• _EXERCISE BRIEF_: Take the entries below and reproduce them word for word.

• _RAW DATA_:

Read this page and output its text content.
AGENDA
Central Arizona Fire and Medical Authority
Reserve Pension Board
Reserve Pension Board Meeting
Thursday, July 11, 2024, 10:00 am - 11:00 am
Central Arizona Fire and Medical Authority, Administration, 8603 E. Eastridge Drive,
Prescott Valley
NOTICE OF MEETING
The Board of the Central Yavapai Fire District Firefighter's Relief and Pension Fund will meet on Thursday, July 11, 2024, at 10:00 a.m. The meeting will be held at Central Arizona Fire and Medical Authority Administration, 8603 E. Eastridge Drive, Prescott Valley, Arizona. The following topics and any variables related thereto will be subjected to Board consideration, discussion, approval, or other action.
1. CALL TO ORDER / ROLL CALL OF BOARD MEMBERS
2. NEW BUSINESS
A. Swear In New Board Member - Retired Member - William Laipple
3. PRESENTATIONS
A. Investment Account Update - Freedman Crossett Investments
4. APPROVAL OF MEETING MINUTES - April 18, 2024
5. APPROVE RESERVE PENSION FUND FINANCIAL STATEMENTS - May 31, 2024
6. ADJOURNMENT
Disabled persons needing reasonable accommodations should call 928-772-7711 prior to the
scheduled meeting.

• _THE ANSWER_:
Read this page and output its text content.
AGENDA
Central Arizona Fire and Medical Authority
Reserve Pension Board
Reserve Pension Board Meeting
Thursday, July 11, 2024, 10:00 am - 11:00 am
Central Arizona Fire and Medical Authority, Administration, 8603 E. Eastridge Drive,
Prescott Valley
NOTICE OF MEETING
The Board of the Central Yavapai Fire District Firefighter's Relief and Pension Fund will meet on Thursday, July 11, 2024, at 10:00 a.m. The meeting will be held at Central Arizona Fire and Medical Authority Administration, 8603 E. Eastridge Drive, Prescott Valley, Arizona. The following topics and any variables related thereto will be subjected to Board consideration, discussion, approval, or other action.
1. CALL TO ORDER / ROLL CALL OF BOARD MEMBERS
2. NEW BUSINESS
A. Swear In New Board Member - Retired Member - William Laipple
3. PRESENTATIONS
A. Investment Account Update - Freedman Crossett Investments
4. APPROVAL OF MEETING MINUTES - April 18, 2024
5. APPROVE RESERVE PENSION FUND FINANCIAL STATEMENTS - May 31, 2024
6. ADJOURNMENT
Disabled persons needing reasonable accommodations should call 928-772-7711 prior to the
scheduled meeting.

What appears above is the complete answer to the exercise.